Written task: Find the string "image" in the listing and report every line that has it.

------------------------------

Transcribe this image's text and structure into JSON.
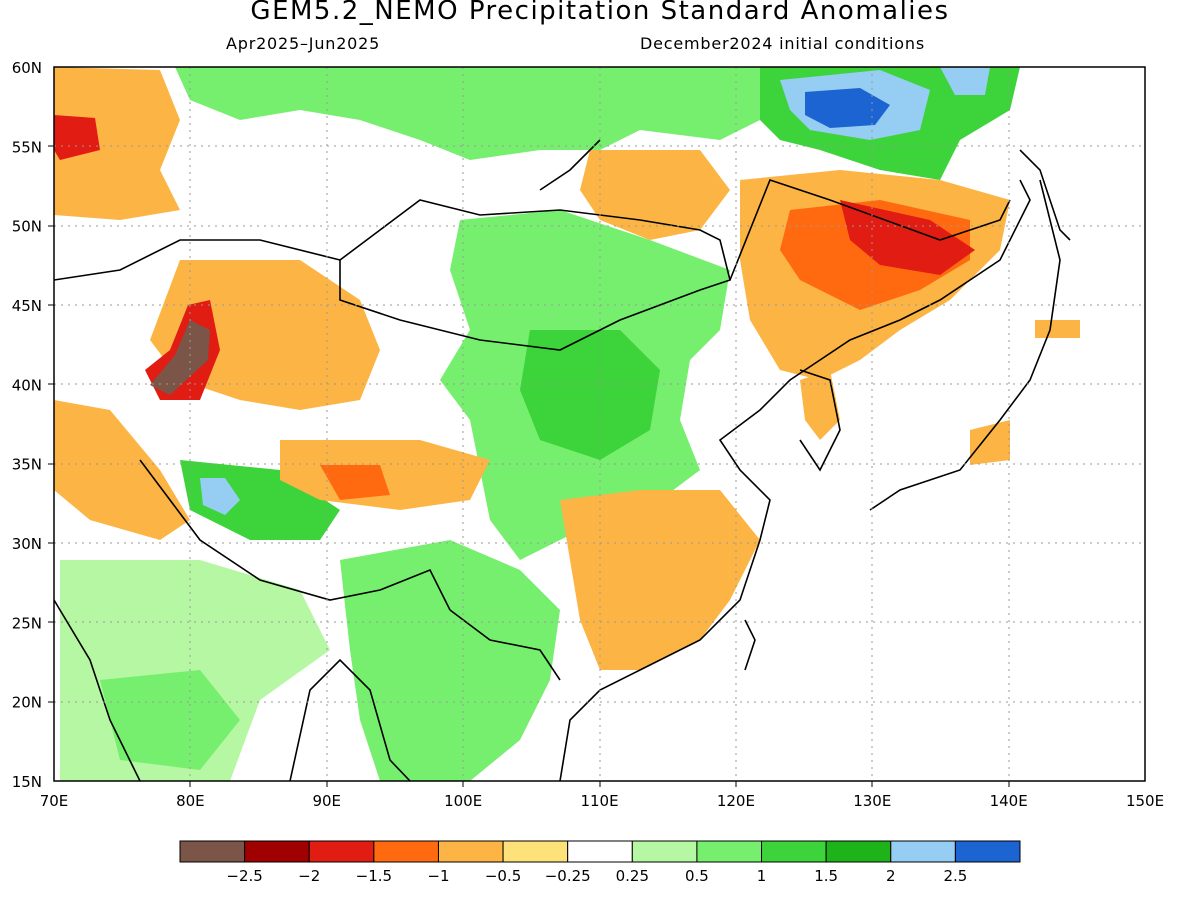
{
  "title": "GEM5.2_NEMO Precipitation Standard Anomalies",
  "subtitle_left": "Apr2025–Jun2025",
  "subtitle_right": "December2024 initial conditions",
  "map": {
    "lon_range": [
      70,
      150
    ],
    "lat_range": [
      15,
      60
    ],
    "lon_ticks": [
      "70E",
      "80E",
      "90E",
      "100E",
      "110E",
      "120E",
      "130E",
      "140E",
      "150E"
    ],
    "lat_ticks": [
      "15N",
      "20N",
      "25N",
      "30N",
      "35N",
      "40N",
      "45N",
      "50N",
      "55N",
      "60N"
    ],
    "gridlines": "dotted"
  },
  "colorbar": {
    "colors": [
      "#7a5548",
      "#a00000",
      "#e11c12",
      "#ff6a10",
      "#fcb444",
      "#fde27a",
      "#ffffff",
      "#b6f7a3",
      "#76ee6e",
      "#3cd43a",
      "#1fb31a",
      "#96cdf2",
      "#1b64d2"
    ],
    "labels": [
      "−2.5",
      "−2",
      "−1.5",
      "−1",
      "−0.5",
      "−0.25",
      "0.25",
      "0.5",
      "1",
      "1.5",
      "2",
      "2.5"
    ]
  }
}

------------------------------

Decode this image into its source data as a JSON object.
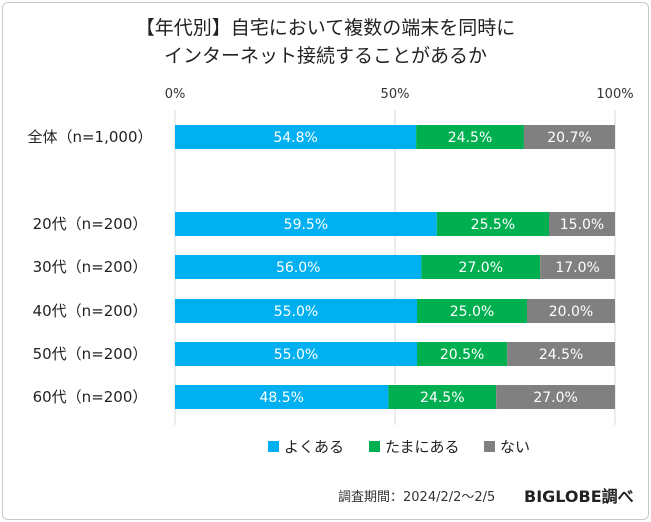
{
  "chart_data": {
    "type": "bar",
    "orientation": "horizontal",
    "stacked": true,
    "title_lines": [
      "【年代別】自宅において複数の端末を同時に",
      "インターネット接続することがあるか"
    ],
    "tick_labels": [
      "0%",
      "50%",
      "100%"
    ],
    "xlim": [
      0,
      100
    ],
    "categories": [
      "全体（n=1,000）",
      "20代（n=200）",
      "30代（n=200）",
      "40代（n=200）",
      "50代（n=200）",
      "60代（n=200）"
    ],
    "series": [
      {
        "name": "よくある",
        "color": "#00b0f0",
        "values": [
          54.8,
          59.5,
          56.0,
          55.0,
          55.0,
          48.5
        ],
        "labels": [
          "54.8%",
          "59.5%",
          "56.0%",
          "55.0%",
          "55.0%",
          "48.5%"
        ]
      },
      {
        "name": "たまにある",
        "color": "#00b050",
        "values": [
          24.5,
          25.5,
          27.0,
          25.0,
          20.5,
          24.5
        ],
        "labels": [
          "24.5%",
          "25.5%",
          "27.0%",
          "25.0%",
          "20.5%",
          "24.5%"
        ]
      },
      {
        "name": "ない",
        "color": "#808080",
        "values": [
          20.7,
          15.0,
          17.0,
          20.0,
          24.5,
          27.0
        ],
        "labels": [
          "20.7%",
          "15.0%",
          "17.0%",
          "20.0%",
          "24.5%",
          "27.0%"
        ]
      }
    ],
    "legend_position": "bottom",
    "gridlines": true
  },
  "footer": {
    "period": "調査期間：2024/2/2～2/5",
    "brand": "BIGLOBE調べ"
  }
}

------------------------------

Solved problem:
Transcribe this image's text and structure into JSON.
Decode this image into its source data as a JSON object.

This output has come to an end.